→ WHAT YOU WILL DO
Go through the records and copy each line where the word "color" occurs.

[Records that describe figures]
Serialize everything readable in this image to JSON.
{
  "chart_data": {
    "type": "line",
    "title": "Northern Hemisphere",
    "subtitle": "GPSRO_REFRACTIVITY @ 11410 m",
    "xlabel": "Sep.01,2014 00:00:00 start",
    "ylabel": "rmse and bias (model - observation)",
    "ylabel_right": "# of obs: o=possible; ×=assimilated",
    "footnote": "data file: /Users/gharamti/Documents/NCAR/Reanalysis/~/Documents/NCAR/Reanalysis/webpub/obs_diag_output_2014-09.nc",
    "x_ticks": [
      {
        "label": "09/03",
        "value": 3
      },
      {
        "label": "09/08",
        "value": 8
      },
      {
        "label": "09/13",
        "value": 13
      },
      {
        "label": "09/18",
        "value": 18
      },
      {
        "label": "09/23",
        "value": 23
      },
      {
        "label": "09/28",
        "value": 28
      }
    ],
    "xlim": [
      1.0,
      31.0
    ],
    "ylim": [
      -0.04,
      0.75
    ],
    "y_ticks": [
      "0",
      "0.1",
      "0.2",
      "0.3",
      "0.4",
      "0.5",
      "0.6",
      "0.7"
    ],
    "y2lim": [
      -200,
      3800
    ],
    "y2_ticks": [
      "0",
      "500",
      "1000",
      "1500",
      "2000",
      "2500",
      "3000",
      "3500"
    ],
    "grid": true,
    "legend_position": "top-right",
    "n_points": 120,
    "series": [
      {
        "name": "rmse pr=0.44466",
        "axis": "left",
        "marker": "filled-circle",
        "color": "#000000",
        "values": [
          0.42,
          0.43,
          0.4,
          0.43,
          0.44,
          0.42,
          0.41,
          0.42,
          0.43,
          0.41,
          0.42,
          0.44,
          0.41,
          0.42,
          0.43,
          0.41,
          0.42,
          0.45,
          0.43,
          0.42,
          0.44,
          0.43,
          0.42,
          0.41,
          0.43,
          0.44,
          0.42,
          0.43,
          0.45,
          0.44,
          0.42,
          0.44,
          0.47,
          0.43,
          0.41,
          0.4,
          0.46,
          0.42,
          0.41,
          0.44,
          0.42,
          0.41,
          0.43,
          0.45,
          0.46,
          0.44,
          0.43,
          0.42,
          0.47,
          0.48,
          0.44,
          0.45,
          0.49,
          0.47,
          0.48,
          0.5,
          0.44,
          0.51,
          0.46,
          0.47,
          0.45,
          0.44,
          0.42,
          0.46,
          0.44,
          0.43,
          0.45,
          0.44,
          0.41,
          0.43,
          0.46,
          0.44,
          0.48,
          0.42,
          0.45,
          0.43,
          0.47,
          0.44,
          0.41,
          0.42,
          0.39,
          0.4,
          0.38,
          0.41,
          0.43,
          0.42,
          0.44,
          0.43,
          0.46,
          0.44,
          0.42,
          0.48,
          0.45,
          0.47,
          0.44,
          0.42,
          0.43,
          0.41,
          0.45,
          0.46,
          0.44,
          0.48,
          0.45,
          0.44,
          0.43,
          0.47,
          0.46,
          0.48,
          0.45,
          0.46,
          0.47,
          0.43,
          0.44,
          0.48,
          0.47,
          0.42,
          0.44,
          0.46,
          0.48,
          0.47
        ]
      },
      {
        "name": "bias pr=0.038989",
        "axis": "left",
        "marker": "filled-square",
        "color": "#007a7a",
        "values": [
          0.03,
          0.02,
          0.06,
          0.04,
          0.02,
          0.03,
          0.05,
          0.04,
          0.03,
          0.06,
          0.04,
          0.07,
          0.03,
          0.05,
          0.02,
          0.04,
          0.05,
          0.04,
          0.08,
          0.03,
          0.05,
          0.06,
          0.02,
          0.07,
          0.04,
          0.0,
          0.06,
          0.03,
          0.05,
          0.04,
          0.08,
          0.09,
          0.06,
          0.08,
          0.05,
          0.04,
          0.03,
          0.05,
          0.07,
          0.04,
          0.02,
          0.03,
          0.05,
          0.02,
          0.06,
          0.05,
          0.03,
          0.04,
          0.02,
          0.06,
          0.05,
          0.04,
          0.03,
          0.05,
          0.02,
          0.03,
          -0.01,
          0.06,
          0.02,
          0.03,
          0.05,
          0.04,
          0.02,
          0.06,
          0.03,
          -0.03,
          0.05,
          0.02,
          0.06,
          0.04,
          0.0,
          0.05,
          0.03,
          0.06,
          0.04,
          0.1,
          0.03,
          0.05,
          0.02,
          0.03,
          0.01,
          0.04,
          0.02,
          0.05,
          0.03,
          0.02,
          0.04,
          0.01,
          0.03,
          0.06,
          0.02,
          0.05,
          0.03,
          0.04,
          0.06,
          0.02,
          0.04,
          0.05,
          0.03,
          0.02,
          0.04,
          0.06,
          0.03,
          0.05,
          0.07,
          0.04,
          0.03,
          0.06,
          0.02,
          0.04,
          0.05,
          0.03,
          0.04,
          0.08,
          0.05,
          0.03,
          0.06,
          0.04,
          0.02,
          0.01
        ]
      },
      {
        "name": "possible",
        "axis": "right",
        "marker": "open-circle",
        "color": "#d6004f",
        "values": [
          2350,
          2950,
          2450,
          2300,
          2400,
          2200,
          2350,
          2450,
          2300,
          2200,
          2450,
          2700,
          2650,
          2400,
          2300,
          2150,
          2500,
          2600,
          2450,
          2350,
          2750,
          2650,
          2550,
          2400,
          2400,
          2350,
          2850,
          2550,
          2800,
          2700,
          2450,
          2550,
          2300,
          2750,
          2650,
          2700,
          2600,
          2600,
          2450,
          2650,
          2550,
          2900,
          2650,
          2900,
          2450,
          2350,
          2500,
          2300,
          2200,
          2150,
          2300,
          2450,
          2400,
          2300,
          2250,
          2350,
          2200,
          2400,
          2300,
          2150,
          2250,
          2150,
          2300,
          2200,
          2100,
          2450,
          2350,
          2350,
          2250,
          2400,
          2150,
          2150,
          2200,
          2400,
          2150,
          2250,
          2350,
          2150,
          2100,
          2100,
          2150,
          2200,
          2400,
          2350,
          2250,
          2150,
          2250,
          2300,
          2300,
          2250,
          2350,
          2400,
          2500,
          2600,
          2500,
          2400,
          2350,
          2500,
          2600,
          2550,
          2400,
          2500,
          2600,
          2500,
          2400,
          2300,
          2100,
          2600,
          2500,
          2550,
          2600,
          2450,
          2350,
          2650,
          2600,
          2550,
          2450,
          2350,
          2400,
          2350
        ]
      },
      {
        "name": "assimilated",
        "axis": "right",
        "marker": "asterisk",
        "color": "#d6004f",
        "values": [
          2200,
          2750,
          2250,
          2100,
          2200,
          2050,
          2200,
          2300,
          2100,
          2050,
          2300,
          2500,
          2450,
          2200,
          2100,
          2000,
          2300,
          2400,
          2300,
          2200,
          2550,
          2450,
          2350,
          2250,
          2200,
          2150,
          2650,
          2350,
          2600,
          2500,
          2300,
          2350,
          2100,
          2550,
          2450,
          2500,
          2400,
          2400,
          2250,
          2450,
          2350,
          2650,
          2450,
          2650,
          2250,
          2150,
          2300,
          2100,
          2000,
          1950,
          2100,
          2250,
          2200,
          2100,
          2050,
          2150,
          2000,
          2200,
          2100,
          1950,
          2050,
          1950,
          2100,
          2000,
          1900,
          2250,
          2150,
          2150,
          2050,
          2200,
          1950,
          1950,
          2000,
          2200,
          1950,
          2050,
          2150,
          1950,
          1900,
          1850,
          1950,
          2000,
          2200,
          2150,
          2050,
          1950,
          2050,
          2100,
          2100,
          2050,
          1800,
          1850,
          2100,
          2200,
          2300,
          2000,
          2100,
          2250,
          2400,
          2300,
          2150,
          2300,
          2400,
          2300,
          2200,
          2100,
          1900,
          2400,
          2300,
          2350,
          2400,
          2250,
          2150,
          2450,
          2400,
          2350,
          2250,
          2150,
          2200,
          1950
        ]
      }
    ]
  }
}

→ SOLUTION TO THIS PROBLEM
        "color": "#000000",
        "color": "#007a7a",
        "color": "#d6004f",
        "color": "#d6004f",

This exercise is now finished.